**WORK TO BE COMPLETED:** Exactly as written, quote every line that follows, skipping the images.

**DATASET CONTENT:**
○ ○ ○

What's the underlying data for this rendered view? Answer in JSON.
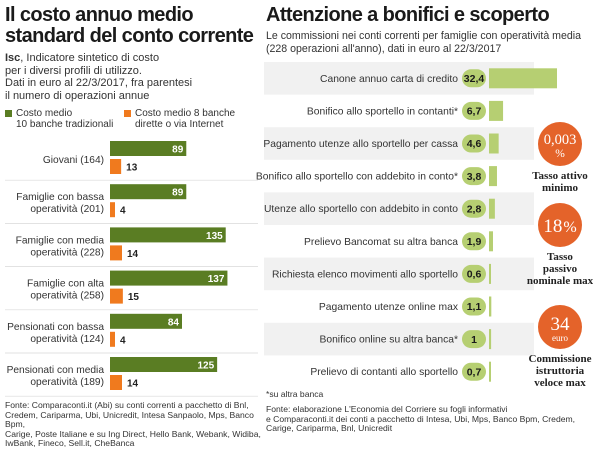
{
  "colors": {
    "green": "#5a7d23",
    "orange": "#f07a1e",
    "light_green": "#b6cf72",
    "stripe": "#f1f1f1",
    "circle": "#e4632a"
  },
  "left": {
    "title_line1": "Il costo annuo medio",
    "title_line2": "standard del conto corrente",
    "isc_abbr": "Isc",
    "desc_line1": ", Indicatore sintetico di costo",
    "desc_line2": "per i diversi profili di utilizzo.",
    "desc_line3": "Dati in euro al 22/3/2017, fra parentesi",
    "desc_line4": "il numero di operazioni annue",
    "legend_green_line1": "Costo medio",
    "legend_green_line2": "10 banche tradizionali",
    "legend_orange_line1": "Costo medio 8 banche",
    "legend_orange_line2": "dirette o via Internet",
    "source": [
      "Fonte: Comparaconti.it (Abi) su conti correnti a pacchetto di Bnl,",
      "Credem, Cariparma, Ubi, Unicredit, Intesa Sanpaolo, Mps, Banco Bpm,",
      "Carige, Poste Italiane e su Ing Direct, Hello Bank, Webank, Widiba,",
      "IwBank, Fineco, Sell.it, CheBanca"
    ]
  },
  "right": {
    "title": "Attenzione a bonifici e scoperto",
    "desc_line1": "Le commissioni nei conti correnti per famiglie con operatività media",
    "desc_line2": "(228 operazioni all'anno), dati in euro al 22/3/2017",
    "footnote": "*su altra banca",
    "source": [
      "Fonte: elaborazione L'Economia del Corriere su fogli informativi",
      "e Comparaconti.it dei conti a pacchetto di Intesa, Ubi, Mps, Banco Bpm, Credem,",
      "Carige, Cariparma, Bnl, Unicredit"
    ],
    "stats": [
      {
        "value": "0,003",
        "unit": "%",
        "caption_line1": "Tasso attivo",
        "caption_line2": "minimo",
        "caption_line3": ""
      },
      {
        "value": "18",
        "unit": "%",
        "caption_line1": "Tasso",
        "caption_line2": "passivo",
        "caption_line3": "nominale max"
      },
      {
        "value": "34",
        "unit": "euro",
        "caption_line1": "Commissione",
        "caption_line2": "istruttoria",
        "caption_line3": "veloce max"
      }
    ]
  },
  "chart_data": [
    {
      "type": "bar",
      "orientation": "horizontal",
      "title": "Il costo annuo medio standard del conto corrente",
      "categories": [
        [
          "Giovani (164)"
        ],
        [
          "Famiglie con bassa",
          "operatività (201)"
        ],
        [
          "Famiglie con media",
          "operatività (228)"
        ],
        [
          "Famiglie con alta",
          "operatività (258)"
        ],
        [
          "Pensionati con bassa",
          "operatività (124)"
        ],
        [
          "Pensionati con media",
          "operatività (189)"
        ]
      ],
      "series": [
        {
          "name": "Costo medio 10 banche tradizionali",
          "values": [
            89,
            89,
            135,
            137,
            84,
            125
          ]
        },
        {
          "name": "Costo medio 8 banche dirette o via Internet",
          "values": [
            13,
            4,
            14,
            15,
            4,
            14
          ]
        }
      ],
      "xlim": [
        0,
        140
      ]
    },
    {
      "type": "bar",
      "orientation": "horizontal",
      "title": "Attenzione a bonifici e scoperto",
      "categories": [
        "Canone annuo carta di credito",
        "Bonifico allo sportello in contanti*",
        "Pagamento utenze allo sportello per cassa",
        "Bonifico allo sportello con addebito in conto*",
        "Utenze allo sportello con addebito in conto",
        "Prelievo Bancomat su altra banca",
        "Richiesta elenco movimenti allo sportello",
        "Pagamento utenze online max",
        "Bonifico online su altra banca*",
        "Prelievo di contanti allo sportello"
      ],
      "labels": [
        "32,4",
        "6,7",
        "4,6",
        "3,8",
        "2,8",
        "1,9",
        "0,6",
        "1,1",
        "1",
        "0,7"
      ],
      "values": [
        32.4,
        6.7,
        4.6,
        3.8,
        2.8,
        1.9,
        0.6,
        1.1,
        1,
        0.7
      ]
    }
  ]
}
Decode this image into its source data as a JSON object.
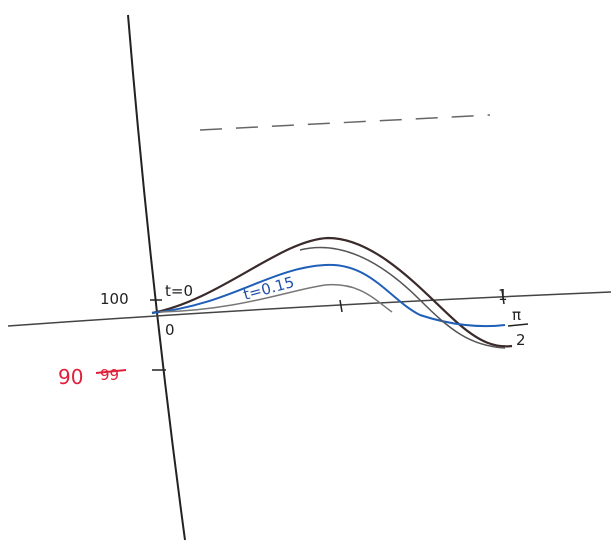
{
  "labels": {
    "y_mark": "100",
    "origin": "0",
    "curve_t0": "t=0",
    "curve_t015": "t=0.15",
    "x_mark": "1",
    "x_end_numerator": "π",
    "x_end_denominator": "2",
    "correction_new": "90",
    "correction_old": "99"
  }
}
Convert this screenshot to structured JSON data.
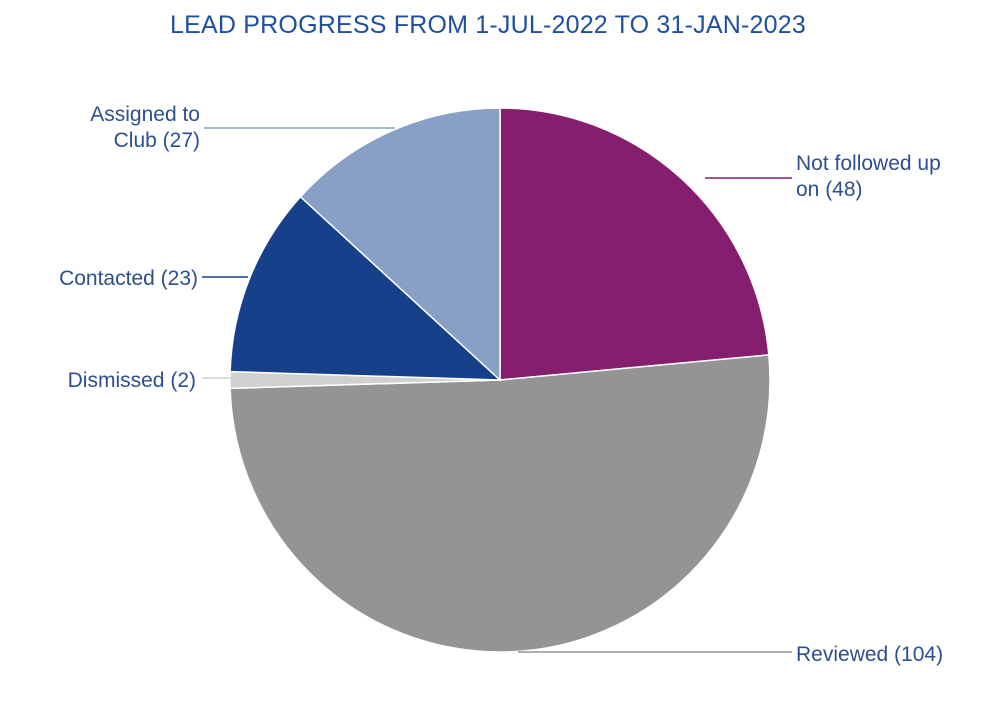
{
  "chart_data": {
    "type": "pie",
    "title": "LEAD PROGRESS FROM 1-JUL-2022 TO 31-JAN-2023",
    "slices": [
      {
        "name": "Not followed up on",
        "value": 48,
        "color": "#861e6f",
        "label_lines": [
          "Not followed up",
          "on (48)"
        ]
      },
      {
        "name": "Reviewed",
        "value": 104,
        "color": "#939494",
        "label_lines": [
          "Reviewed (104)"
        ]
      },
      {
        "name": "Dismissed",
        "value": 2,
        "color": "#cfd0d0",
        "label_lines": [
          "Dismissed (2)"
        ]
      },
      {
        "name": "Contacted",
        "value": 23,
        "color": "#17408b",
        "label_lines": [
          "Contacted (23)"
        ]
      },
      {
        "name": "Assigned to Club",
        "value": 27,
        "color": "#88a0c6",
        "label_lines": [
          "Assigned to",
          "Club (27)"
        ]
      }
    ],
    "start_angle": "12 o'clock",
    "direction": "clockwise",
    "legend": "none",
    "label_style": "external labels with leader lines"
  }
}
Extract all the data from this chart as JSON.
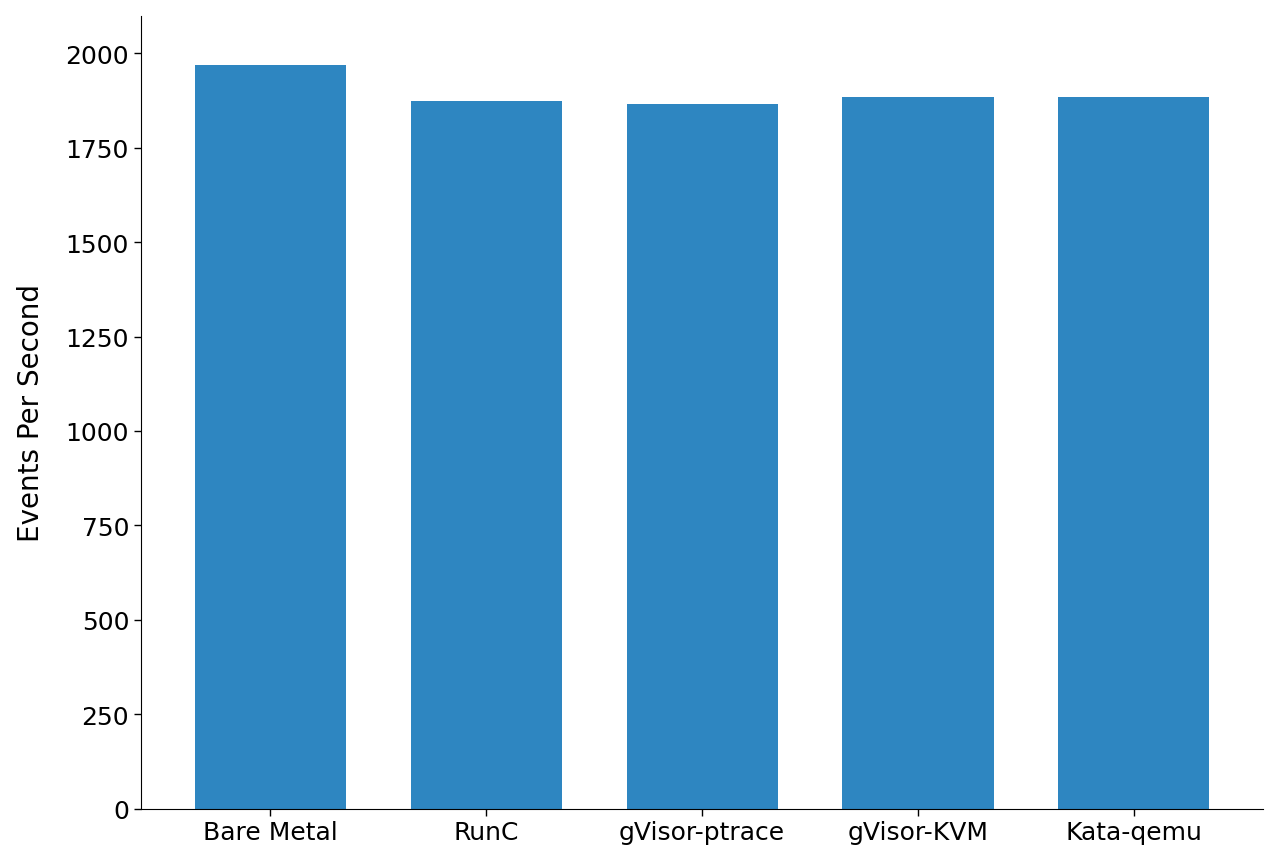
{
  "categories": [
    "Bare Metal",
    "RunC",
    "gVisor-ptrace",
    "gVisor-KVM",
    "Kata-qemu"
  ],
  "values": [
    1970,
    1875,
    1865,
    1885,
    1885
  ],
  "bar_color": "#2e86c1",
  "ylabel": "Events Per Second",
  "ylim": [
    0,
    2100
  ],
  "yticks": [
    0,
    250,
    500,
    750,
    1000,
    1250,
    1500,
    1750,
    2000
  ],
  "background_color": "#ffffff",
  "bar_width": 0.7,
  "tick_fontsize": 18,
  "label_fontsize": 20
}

○ ○ ○

**CORRECT RESPONSE:**
What's the underlying data for this rendered view? Answer in JSON.
{
  "colors": {
    "green": "#5a7d23",
    "orange": "#f07a1e",
    "light_green": "#b6cf72",
    "stripe": "#f1f1f1",
    "circle": "#e4632a"
  },
  "left": {
    "title_line1": "Il costo annuo medio",
    "title_line2": "standard del conto corrente",
    "isc_abbr": "Isc",
    "desc_line1": ", Indicatore sintetico di costo",
    "desc_line2": "per i diversi profili di utilizzo.",
    "desc_line3": "Dati in euro al 22/3/2017, fra parentesi",
    "desc_line4": "il numero di operazioni annue",
    "legend_green_line1": "Costo medio",
    "legend_green_line2": "10 banche tradizionali",
    "legend_orange_line1": "Costo medio 8 banche",
    "legend_orange_line2": "dirette o via Internet",
    "source": [
      "Fonte: Comparaconti.it (Abi) su conti correnti a pacchetto di Bnl,",
      "Credem, Cariparma, Ubi, Unicredit, Intesa Sanpaolo, Mps, Banco Bpm,",
      "Carige, Poste Italiane e su Ing Direct, Hello Bank, Webank, Widiba,",
      "IwBank, Fineco, Sell.it, CheBanca"
    ]
  },
  "right": {
    "title": "Attenzione a bonifici e scoperto",
    "desc_line1": "Le commissioni nei conti correnti per famiglie con operatività media",
    "desc_line2": "(228 operazioni all'anno), dati in euro al 22/3/2017",
    "footnote": "*su altra banca",
    "source": [
      "Fonte: elaborazione L'Economia del Corriere su fogli informativi",
      "e Comparaconti.it dei conti a pacchetto di Intesa, Ubi, Mps, Banco Bpm, Credem,",
      "Carige, Cariparma, Bnl, Unicredit"
    ],
    "stats": [
      {
        "value": "0,003",
        "unit": "%",
        "caption_line1": "Tasso attivo",
        "caption_line2": "minimo",
        "caption_line3": ""
      },
      {
        "value": "18",
        "unit": "%",
        "caption_line1": "Tasso",
        "caption_line2": "passivo",
        "caption_line3": "nominale max"
      },
      {
        "value": "34",
        "unit": "euro",
        "caption_line1": "Commissione",
        "caption_line2": "istruttoria",
        "caption_line3": "veloce max"
      }
    ]
  },
  "chart_data": [
    {
      "type": "bar",
      "orientation": "horizontal",
      "title": "Il costo annuo medio standard del conto corrente",
      "categories": [
        [
          "Giovani (164)"
        ],
        [
          "Famiglie con bassa",
          "operatività (201)"
        ],
        [
          "Famiglie con media",
          "operatività (228)"
        ],
        [
          "Famiglie con alta",
          "operatività (258)"
        ],
        [
          "Pensionati con bassa",
          "operatività (124)"
        ],
        [
          "Pensionati con media",
          "operatività (189)"
        ]
      ],
      "series": [
        {
          "name": "Costo medio 10 banche tradizionali",
          "values": [
            89,
            89,
            135,
            137,
            84,
            125
          ]
        },
        {
          "name": "Costo medio 8 banche dirette o via Internet",
          "values": [
            13,
            4,
            14,
            15,
            4,
            14
          ]
        }
      ],
      "xlim": [
        0,
        140
      ]
    },
    {
      "type": "bar",
      "orientation": "horizontal",
      "title": "Attenzione a bonifici e scoperto",
      "categories": [
        "Canone annuo carta di credito",
        "Bonifico allo sportello in contanti*",
        "Pagamento utenze allo sportello per cassa",
        "Bonifico allo sportello con addebito in conto*",
        "Utenze allo sportello con addebito in conto",
        "Prelievo Bancomat su altra banca",
        "Richiesta elenco movimenti allo sportello",
        "Pagamento utenze online max",
        "Bonifico online su altra banca*",
        "Prelievo di contanti allo sportello"
      ],
      "labels": [
        "32,4",
        "6,7",
        "4,6",
        "3,8",
        "2,8",
        "1,9",
        "0,6",
        "1,1",
        "1",
        "0,7"
      ],
      "values": [
        32.4,
        6.7,
        4.6,
        3.8,
        2.8,
        1.9,
        0.6,
        1.1,
        1,
        0.7
      ]
    }
  ]
}
Decode this image into its source data as a JSON object.
{
  "labels": {
    "y_mark": "100",
    "origin": "0",
    "curve_t0": "t=0",
    "curve_t015": "t=0.15",
    "x_mark": "1",
    "x_end_numerator": "π",
    "x_end_denominator": "2",
    "correction_new": "90",
    "correction_old": "99"
  }
}
Convert this screenshot to structured JSON data.
{
  "chart_data": {
    "type": "pie",
    "title": "LEAD PROGRESS FROM 1-JUL-2022 TO 31-JAN-2023",
    "slices": [
      {
        "name": "Not followed up on",
        "value": 48,
        "color": "#861e6f",
        "label_lines": [
          "Not followed up",
          "on (48)"
        ]
      },
      {
        "name": "Reviewed",
        "value": 104,
        "color": "#939494",
        "label_lines": [
          "Reviewed (104)"
        ]
      },
      {
        "name": "Dismissed",
        "value": 2,
        "color": "#cfd0d0",
        "label_lines": [
          "Dismissed (2)"
        ]
      },
      {
        "name": "Contacted",
        "value": 23,
        "color": "#17408b",
        "label_lines": [
          "Contacted (23)"
        ]
      },
      {
        "name": "Assigned to Club",
        "value": 27,
        "color": "#88a0c6",
        "label_lines": [
          "Assigned to",
          "Club (27)"
        ]
      }
    ],
    "start_angle": "12 o'clock",
    "direction": "clockwise",
    "legend": "none",
    "label_style": "external labels with leader lines"
  }
}
Extract all the data from this chart as JSON.
{
  "categories": [
    "Bare Metal",
    "RunC",
    "gVisor-ptrace",
    "gVisor-KVM",
    "Kata-qemu"
  ],
  "values": [
    1970,
    1875,
    1865,
    1885,
    1885
  ],
  "bar_color": "#2e86c1",
  "ylabel": "Events Per Second",
  "ylim": [
    0,
    2100
  ],
  "yticks": [
    0,
    250,
    500,
    750,
    1000,
    1250,
    1500,
    1750,
    2000
  ],
  "background_color": "#ffffff",
  "bar_width": 0.7,
  "tick_fontsize": 18,
  "label_fontsize": 20
}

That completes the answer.